• [Task instructions] Transcribe every line of the records verbatim.

[Rows from a dataset]
• • • • • • •

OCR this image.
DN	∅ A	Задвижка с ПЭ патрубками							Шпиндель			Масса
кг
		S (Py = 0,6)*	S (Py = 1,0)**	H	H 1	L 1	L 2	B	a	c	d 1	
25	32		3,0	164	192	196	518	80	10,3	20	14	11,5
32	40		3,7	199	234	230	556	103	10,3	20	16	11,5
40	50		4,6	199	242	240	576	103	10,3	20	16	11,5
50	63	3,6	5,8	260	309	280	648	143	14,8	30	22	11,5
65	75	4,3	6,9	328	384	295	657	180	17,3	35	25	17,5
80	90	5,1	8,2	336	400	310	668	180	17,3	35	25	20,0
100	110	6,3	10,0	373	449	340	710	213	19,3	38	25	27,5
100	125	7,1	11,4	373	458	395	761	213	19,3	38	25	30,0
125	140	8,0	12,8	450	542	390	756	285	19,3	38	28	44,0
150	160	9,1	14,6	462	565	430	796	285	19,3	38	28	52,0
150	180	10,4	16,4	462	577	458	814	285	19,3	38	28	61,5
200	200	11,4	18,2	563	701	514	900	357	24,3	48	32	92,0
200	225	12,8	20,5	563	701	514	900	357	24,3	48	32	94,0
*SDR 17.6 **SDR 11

• • • • • • •

• [Reply to the exercise]
OCR this image.
DN	∅ A	Задвижка с ПЭ патрубками							Шпиндель			Масса
кг
		S (Py = 0,6)*	S (Py = 1,0)**	H	H 1	L 1	L 2	B	a	c	d 1	
25	32		3,0	164	192	196	518	80	10,3	20	14	11,5
32	40		3,7	199	234	230	556	103	10,3	20	16	11,5
40	50		4,6	199	242	240	576	103	10,3	20	16	11,5
50	63	3,6	5,8	260	309	280	648	143	14,8	30	22	11,5
65	75	4,3	6,9	328	384	295	657	180	17,3	35	25	17,5
80	90	5,1	8,2	336	400	310	668	180	17,3	35	25	20,0
100	110	6,3	10,0	373	449	340	710	213	19,3	38	25	27,5
100	125	7,1	11,4	373	458	395	761	213	19,3	38	25	30,0
125	140	8,0	12,8	450	542	390	756	285	19,3	38	28	44,0
150	160	9,1	14,6	462	565	430	796	285	19,3	38	28	52,0
150	180	10,4	16,4	462	577	458	814	285	19,3	38	28	61,5
200	200	11,4	18,2	563	701	514	900	357	24,3	48	32	92,0
200	225	12,8	20,5	563	701	514	900	357	24,3	48	32	94,0
*SDR 17.6 **SDR 11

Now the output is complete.